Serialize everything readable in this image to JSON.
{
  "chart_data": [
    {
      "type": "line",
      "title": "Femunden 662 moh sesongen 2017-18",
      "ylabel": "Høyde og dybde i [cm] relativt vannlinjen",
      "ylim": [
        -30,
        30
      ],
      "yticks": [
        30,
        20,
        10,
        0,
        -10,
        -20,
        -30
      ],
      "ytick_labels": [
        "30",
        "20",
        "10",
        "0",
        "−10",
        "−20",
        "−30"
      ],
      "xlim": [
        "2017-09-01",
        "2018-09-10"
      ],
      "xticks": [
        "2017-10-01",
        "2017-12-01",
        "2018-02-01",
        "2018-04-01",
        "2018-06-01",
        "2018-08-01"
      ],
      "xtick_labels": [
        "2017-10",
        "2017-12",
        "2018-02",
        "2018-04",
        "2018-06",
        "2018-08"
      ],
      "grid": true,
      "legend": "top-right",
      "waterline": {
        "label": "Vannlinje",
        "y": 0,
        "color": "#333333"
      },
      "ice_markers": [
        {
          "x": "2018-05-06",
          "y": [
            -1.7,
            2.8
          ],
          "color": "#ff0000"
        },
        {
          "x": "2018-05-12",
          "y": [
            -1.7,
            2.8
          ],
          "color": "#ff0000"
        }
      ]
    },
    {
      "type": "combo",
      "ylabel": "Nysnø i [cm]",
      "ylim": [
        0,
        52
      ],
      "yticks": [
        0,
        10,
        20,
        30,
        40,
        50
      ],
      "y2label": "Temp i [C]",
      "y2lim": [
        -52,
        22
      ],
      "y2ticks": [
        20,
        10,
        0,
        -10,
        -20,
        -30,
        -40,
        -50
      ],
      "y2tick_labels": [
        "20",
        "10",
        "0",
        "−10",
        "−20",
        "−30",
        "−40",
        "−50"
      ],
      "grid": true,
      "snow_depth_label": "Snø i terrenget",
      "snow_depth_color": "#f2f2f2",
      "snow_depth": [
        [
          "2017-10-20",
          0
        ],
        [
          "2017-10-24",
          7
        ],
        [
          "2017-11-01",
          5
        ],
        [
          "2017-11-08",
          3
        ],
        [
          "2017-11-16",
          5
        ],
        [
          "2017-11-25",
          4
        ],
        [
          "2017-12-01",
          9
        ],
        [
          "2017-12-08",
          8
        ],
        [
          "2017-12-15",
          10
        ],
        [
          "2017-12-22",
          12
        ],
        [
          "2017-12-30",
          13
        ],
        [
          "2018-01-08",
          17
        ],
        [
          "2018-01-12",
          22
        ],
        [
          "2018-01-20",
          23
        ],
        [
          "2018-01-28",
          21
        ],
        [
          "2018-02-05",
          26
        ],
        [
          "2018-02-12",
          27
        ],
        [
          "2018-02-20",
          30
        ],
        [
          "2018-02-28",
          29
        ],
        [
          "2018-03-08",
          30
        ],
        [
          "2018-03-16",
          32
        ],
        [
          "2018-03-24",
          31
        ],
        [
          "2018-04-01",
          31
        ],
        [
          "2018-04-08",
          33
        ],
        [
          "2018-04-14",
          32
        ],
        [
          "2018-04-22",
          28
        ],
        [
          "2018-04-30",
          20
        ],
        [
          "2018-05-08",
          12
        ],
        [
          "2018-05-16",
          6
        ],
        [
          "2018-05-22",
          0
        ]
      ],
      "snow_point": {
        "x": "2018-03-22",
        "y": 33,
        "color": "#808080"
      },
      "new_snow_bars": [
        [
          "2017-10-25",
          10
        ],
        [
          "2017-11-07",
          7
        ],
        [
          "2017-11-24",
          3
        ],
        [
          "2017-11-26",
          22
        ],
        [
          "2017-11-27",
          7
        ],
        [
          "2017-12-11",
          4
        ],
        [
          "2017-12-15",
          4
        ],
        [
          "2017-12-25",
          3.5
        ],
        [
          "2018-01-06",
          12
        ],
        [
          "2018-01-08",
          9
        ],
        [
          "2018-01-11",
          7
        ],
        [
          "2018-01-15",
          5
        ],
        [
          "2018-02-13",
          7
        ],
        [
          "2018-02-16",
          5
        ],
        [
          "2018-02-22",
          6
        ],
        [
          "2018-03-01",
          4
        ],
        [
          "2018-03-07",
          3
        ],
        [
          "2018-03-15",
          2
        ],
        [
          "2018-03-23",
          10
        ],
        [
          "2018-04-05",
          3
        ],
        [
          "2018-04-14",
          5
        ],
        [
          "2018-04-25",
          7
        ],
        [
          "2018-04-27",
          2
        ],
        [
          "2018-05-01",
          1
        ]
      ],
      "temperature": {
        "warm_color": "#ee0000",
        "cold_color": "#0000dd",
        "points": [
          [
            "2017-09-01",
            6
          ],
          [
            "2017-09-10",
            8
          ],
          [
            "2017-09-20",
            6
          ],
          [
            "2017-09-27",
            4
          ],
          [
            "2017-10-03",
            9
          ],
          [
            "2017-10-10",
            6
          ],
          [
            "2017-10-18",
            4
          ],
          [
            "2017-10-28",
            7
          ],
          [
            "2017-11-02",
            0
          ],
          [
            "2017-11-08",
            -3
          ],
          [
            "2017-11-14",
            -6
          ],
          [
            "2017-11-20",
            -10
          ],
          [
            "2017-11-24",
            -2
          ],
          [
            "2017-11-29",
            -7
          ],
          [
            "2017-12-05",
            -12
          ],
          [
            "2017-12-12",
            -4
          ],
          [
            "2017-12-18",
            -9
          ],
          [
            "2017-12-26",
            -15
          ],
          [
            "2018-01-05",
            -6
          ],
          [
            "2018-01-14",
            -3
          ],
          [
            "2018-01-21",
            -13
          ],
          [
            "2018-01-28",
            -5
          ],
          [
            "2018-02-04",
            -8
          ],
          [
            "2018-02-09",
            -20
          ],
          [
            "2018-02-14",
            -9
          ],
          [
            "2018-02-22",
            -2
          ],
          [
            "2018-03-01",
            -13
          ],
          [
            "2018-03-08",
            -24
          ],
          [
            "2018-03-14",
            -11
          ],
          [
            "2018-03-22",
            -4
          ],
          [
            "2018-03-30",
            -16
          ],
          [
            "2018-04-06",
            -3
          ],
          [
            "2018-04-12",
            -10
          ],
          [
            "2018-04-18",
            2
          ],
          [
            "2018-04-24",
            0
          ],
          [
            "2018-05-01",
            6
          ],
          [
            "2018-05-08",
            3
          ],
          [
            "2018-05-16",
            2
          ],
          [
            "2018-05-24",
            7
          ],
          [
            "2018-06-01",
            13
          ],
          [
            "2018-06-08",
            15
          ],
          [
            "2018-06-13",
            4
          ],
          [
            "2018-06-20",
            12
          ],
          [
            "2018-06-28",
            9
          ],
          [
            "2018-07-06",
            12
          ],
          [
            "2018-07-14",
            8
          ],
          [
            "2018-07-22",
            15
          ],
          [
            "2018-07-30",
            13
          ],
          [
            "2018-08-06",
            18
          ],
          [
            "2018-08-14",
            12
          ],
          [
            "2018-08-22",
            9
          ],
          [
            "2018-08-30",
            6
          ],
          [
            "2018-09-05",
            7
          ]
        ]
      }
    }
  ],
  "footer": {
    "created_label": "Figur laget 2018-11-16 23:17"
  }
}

■ WHAT NEEDS TO BE DONE
Extract each entry in full and write it down exactly.

■ OUTPUT FOR THIS EXERCISE
Serialize everything readable in this image to JSON.
{
  "chart_data": [
    {
      "type": "line",
      "title": "Femunden 662 moh sesongen 2017-18",
      "ylabel": "Høyde og dybde i [cm] relativt vannlinjen",
      "ylim": [
        -30,
        30
      ],
      "yticks": [
        30,
        20,
        10,
        0,
        -10,
        -20,
        -30
      ],
      "ytick_labels": [
        "30",
        "20",
        "10",
        "0",
        "−10",
        "−20",
        "−30"
      ],
      "xlim": [
        "2017-09-01",
        "2018-09-10"
      ],
      "xticks": [
        "2017-10-01",
        "2017-12-01",
        "2018-02-01",
        "2018-04-01",
        "2018-06-01",
        "2018-08-01"
      ],
      "xtick_labels": [
        "2017-10",
        "2017-12",
        "2018-02",
        "2018-04",
        "2018-06",
        "2018-08"
      ],
      "grid": true,
      "legend": "top-right",
      "waterline": {
        "label": "Vannlinje",
        "y": 0,
        "color": "#333333"
      },
      "ice_markers": [
        {
          "x": "2018-05-06",
          "y": [
            -1.7,
            2.8
          ],
          "color": "#ff0000"
        },
        {
          "x": "2018-05-12",
          "y": [
            -1.7,
            2.8
          ],
          "color": "#ff0000"
        }
      ]
    },
    {
      "type": "combo",
      "ylabel": "Nysnø i [cm]",
      "ylim": [
        0,
        52
      ],
      "yticks": [
        0,
        10,
        20,
        30,
        40,
        50
      ],
      "y2label": "Temp i [C]",
      "y2lim": [
        -52,
        22
      ],
      "y2ticks": [
        20,
        10,
        0,
        -10,
        -20,
        -30,
        -40,
        -50
      ],
      "y2tick_labels": [
        "20",
        "10",
        "0",
        "−10",
        "−20",
        "−30",
        "−40",
        "−50"
      ],
      "grid": true,
      "snow_depth_label": "Snø i terrenget",
      "snow_depth_color": "#f2f2f2",
      "snow_depth": [
        [
          "2017-10-20",
          0
        ],
        [
          "2017-10-24",
          7
        ],
        [
          "2017-11-01",
          5
        ],
        [
          "2017-11-08",
          3
        ],
        [
          "2017-11-16",
          5
        ],
        [
          "2017-11-25",
          4
        ],
        [
          "2017-12-01",
          9
        ],
        [
          "2017-12-08",
          8
        ],
        [
          "2017-12-15",
          10
        ],
        [
          "2017-12-22",
          12
        ],
        [
          "2017-12-30",
          13
        ],
        [
          "2018-01-08",
          17
        ],
        [
          "2018-01-12",
          22
        ],
        [
          "2018-01-20",
          23
        ],
        [
          "2018-01-28",
          21
        ],
        [
          "2018-02-05",
          26
        ],
        [
          "2018-02-12",
          27
        ],
        [
          "2018-02-20",
          30
        ],
        [
          "2018-02-28",
          29
        ],
        [
          "2018-03-08",
          30
        ],
        [
          "2018-03-16",
          32
        ],
        [
          "2018-03-24",
          31
        ],
        [
          "2018-04-01",
          31
        ],
        [
          "2018-04-08",
          33
        ],
        [
          "2018-04-14",
          32
        ],
        [
          "2018-04-22",
          28
        ],
        [
          "2018-04-30",
          20
        ],
        [
          "2018-05-08",
          12
        ],
        [
          "2018-05-16",
          6
        ],
        [
          "2018-05-22",
          0
        ]
      ],
      "snow_point": {
        "x": "2018-03-22",
        "y": 33,
        "color": "#808080"
      },
      "new_snow_bars": [
        [
          "2017-10-25",
          10
        ],
        [
          "2017-11-07",
          7
        ],
        [
          "2017-11-24",
          3
        ],
        [
          "2017-11-26",
          22
        ],
        [
          "2017-11-27",
          7
        ],
        [
          "2017-12-11",
          4
        ],
        [
          "2017-12-15",
          4
        ],
        [
          "2017-12-25",
          3.5
        ],
        [
          "2018-01-06",
          12
        ],
        [
          "2018-01-08",
          9
        ],
        [
          "2018-01-11",
          7
        ],
        [
          "2018-01-15",
          5
        ],
        [
          "2018-02-13",
          7
        ],
        [
          "2018-02-16",
          5
        ],
        [
          "2018-02-22",
          6
        ],
        [
          "2018-03-01",
          4
        ],
        [
          "2018-03-07",
          3
        ],
        [
          "2018-03-15",
          2
        ],
        [
          "2018-03-23",
          10
        ],
        [
          "2018-04-05",
          3
        ],
        [
          "2018-04-14",
          5
        ],
        [
          "2018-04-25",
          7
        ],
        [
          "2018-04-27",
          2
        ],
        [
          "2018-05-01",
          1
        ]
      ],
      "temperature": {
        "warm_color": "#ee0000",
        "cold_color": "#0000dd",
        "points": [
          [
            "2017-09-01",
            6
          ],
          [
            "2017-09-10",
            8
          ],
          [
            "2017-09-20",
            6
          ],
          [
            "2017-09-27",
            4
          ],
          [
            "2017-10-03",
            9
          ],
          [
            "2017-10-10",
            6
          ],
          [
            "2017-10-18",
            4
          ],
          [
            "2017-10-28",
            7
          ],
          [
            "2017-11-02",
            0
          ],
          [
            "2017-11-08",
            -3
          ],
          [
            "2017-11-14",
            -6
          ],
          [
            "2017-11-20",
            -10
          ],
          [
            "2017-11-24",
            -2
          ],
          [
            "2017-11-29",
            -7
          ],
          [
            "2017-12-05",
            -12
          ],
          [
            "2017-12-12",
            -4
          ],
          [
            "2017-12-18",
            -9
          ],
          [
            "2017-12-26",
            -15
          ],
          [
            "2018-01-05",
            -6
          ],
          [
            "2018-01-14",
            -3
          ],
          [
            "2018-01-21",
            -13
          ],
          [
            "2018-01-28",
            -5
          ],
          [
            "2018-02-04",
            -8
          ],
          [
            "2018-02-09",
            -20
          ],
          [
            "2018-02-14",
            -9
          ],
          [
            "2018-02-22",
            -2
          ],
          [
            "2018-03-01",
            -13
          ],
          [
            "2018-03-08",
            -24
          ],
          [
            "2018-03-14",
            -11
          ],
          [
            "2018-03-22",
            -4
          ],
          [
            "2018-03-30",
            -16
          ],
          [
            "2018-04-06",
            -3
          ],
          [
            "2018-04-12",
            -10
          ],
          [
            "2018-04-18",
            2
          ],
          [
            "2018-04-24",
            0
          ],
          [
            "2018-05-01",
            6
          ],
          [
            "2018-05-08",
            3
          ],
          [
            "2018-05-16",
            2
          ],
          [
            "2018-05-24",
            7
          ],
          [
            "2018-06-01",
            13
          ],
          [
            "2018-06-08",
            15
          ],
          [
            "2018-06-13",
            4
          ],
          [
            "2018-06-20",
            12
          ],
          [
            "2018-06-28",
            9
          ],
          [
            "2018-07-06",
            12
          ],
          [
            "2018-07-14",
            8
          ],
          [
            "2018-07-22",
            15
          ],
          [
            "2018-07-30",
            13
          ],
          [
            "2018-08-06",
            18
          ],
          [
            "2018-08-14",
            12
          ],
          [
            "2018-08-22",
            9
          ],
          [
            "2018-08-30",
            6
          ],
          [
            "2018-09-05",
            7
          ]
        ]
      }
    }
  ],
  "footer": {
    "created_label": "Figur laget 2018-11-16 23:17"
  }
}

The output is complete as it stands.